▸ **Entries shown**:
+ + +

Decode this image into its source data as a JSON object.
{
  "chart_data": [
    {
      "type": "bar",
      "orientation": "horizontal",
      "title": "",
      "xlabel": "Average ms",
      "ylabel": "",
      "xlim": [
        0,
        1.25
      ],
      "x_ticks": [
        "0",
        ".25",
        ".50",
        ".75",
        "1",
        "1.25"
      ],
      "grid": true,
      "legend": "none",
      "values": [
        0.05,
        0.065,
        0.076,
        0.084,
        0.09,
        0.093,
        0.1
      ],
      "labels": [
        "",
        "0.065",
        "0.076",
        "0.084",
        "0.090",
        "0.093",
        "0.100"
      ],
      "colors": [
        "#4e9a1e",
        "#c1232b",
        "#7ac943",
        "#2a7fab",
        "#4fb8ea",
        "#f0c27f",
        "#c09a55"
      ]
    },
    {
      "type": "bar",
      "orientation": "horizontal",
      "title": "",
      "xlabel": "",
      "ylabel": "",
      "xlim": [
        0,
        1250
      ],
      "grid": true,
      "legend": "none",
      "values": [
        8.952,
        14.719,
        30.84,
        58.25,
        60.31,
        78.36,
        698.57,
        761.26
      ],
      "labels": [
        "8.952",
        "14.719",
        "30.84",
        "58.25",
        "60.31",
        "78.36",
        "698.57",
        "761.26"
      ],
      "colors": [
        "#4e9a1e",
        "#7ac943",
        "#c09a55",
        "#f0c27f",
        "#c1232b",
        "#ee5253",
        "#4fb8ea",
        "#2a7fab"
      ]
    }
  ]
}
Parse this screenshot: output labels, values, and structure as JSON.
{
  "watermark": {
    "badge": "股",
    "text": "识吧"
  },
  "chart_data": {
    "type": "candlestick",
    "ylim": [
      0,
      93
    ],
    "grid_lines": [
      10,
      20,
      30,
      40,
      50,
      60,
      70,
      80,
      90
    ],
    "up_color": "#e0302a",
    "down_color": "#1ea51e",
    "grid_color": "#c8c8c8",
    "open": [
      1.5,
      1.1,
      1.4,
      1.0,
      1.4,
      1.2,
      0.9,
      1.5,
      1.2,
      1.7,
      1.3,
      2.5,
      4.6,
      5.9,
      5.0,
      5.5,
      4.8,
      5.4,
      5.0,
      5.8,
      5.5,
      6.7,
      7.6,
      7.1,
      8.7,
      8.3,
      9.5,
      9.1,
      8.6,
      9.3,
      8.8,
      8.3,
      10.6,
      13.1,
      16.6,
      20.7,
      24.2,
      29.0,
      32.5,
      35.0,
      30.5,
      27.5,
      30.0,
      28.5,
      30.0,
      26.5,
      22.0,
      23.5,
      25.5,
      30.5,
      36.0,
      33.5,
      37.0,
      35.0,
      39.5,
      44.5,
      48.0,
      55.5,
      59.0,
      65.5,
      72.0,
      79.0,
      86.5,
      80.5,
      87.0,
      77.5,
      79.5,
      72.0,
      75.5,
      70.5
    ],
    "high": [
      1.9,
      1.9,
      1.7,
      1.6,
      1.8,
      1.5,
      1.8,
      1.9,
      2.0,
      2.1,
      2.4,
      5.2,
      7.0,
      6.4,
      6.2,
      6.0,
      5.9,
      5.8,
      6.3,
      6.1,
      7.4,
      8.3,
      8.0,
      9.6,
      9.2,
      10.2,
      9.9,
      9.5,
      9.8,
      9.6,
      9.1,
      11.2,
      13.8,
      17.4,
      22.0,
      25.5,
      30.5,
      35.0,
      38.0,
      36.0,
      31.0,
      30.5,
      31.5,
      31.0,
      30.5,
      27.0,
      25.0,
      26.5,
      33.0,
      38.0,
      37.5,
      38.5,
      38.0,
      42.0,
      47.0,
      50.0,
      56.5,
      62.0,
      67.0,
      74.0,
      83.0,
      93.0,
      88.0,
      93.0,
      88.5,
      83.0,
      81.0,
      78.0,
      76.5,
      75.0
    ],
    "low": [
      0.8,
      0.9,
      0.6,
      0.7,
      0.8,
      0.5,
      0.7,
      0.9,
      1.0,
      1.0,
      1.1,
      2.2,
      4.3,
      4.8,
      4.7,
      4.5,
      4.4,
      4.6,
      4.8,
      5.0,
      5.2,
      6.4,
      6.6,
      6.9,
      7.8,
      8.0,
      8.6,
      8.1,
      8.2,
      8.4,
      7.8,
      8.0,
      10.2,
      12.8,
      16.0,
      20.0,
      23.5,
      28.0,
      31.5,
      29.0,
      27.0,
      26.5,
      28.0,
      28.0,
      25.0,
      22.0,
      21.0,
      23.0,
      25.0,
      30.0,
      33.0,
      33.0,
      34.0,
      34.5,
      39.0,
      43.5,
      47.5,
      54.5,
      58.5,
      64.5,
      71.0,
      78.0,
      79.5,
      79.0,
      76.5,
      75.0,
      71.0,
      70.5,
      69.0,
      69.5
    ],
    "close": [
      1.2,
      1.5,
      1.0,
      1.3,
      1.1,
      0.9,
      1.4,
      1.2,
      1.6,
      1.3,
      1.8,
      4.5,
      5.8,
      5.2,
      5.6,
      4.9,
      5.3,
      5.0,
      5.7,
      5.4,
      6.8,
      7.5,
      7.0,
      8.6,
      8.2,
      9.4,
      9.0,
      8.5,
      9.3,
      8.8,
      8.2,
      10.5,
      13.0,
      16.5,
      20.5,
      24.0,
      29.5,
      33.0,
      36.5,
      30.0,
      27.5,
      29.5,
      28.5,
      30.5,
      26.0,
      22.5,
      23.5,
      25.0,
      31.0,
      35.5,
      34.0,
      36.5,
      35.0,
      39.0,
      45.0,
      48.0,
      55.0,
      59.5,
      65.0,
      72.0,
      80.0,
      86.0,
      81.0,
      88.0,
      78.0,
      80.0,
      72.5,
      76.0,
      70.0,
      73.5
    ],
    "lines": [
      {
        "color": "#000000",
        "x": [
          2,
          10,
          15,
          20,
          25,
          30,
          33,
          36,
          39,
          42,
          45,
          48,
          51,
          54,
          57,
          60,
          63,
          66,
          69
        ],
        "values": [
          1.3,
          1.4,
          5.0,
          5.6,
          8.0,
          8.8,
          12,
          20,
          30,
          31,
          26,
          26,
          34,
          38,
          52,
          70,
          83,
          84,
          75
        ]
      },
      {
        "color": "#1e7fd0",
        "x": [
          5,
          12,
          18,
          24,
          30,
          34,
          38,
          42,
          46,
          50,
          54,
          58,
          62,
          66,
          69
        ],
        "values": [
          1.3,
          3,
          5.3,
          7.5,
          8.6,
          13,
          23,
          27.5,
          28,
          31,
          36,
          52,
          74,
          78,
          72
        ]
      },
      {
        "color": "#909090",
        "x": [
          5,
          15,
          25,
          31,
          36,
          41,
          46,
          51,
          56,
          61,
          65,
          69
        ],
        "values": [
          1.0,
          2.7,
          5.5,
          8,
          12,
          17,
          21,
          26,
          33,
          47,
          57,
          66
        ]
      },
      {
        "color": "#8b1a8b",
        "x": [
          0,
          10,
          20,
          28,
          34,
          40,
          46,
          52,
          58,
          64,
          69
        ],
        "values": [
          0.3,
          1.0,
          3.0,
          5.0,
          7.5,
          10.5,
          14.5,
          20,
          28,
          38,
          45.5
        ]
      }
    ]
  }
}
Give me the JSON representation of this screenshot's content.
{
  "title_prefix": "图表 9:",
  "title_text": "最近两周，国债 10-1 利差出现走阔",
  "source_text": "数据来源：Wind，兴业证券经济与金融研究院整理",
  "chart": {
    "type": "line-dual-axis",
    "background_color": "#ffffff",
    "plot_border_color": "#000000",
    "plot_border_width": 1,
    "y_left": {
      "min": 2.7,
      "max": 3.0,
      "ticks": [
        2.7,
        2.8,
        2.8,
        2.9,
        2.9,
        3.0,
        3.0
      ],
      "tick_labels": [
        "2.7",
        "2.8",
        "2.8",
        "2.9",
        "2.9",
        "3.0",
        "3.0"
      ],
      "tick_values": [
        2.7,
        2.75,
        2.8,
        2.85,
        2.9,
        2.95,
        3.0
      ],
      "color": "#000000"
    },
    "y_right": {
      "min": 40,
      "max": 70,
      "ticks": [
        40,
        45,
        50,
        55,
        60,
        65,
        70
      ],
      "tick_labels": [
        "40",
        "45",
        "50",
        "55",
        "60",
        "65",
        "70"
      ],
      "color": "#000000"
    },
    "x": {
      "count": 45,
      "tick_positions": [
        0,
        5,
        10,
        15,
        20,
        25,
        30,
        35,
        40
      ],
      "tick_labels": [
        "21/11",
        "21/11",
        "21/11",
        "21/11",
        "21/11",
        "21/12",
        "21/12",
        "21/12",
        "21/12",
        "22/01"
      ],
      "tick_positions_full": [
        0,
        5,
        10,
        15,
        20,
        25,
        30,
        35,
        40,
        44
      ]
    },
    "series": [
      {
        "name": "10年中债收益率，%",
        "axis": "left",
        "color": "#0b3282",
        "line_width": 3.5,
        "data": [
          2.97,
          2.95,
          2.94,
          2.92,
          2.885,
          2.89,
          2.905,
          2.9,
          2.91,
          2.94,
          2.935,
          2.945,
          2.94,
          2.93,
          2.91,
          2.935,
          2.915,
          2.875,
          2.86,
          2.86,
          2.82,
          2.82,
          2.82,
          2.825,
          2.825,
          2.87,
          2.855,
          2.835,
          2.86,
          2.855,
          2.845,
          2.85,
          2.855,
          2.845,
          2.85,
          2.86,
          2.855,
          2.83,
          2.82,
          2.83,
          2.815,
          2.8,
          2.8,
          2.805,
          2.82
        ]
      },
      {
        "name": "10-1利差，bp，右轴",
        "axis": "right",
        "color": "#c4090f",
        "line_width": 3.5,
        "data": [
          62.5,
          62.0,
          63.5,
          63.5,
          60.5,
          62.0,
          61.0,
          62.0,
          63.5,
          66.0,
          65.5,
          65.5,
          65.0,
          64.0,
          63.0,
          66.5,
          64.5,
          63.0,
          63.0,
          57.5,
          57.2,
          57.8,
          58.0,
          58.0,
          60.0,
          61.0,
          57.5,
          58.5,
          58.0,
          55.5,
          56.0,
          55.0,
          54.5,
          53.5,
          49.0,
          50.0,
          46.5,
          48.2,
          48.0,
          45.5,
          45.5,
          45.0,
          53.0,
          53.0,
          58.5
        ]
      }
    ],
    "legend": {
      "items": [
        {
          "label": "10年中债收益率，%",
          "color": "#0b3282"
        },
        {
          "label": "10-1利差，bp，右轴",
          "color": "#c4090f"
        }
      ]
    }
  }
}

+ + +

▸ **Task goal**: Copy out each line that contains the word "axis".

▸ **The solution**:
    "type": "line-dual-axis",
        "axis": "left",
        "axis": "right",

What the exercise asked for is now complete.